▶ OBJECTIVE:
From the listing below, extract every line containing "Fonts".

** START PROVIDED RECORDS **

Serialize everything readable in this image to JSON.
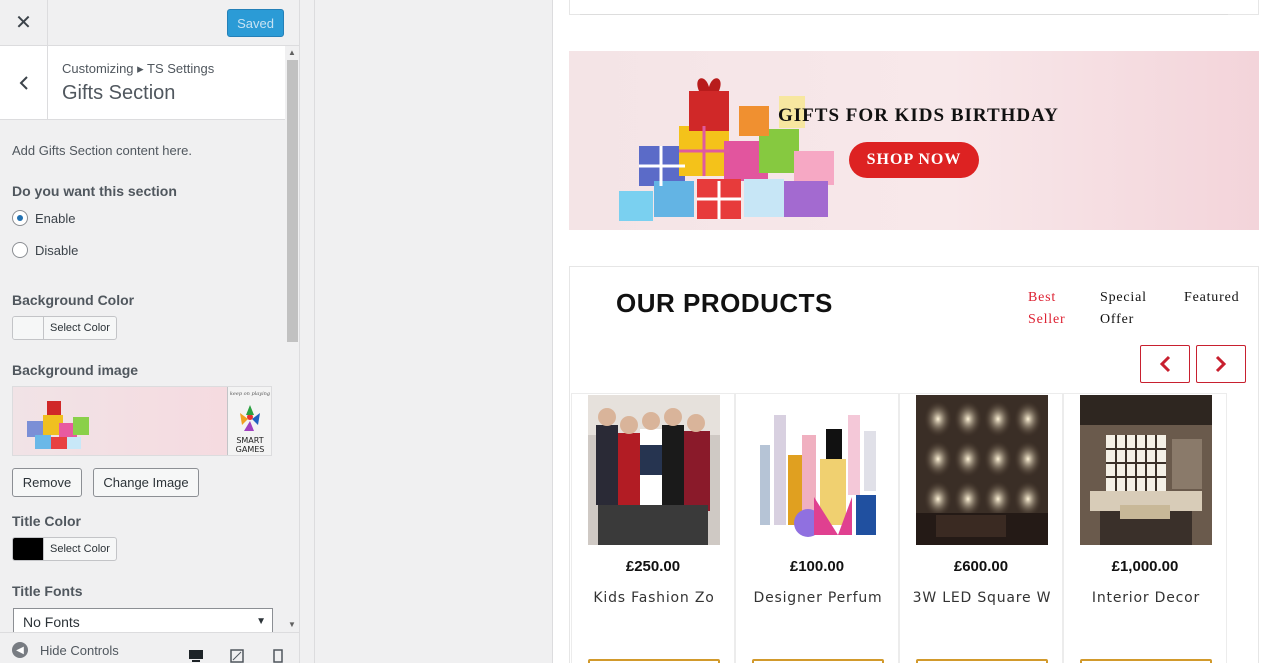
{
  "header": {
    "saved_label": "Saved"
  },
  "section": {
    "breadcrumb": "Customizing ▸ TS Settings",
    "title": "Gifts Section",
    "description": "Add Gifts Section content here."
  },
  "controls": {
    "enable_question": "Do you want this section",
    "enable_option": "Enable",
    "disable_option": "Disable",
    "bg_color_label": "Background Color",
    "bg_color_button": "Select Color",
    "bg_color_value": "#f6f7f7",
    "bg_image_label": "Background image",
    "remove_label": "Remove",
    "change_image_label": "Change Image",
    "title_color_label": "Title Color",
    "title_color_button": "Select Color",
    "title_color_value": "#000000",
    "title_fonts_label": "Title Fonts",
    "title_fonts_value": "No Fonts",
    "logo_text": "keep on playing",
    "logo_brand": "SMART GAMES"
  },
  "footer": {
    "hide_controls": "Hide Controls"
  },
  "preview": {
    "banner_title": "GIFTS FOR KIDS BIRTHDAY",
    "banner_button": "SHOP NOW",
    "products_title": "OUR PRODUCTS",
    "tabs": [
      {
        "line1": "Best",
        "line2": "Seller"
      },
      {
        "line1": "Special",
        "line2": "Offer"
      },
      {
        "line1": "Featured",
        "line2": ""
      }
    ],
    "products": [
      {
        "price": "£250.00",
        "name": "Kids Fashion Zo"
      },
      {
        "price": "£100.00",
        "name": "Designer Perfum"
      },
      {
        "price": "£600.00",
        "name": "3W LED Square W"
      },
      {
        "price": "£1,000.00",
        "name": "Interior Decor"
      }
    ],
    "accent_color": "#dd2222"
  }
}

** END PROVIDED RECORDS **

▶ RESULT BELOW:
    "title_fonts_label": "Title Fonts",
    "title_fonts_value": "No Fonts",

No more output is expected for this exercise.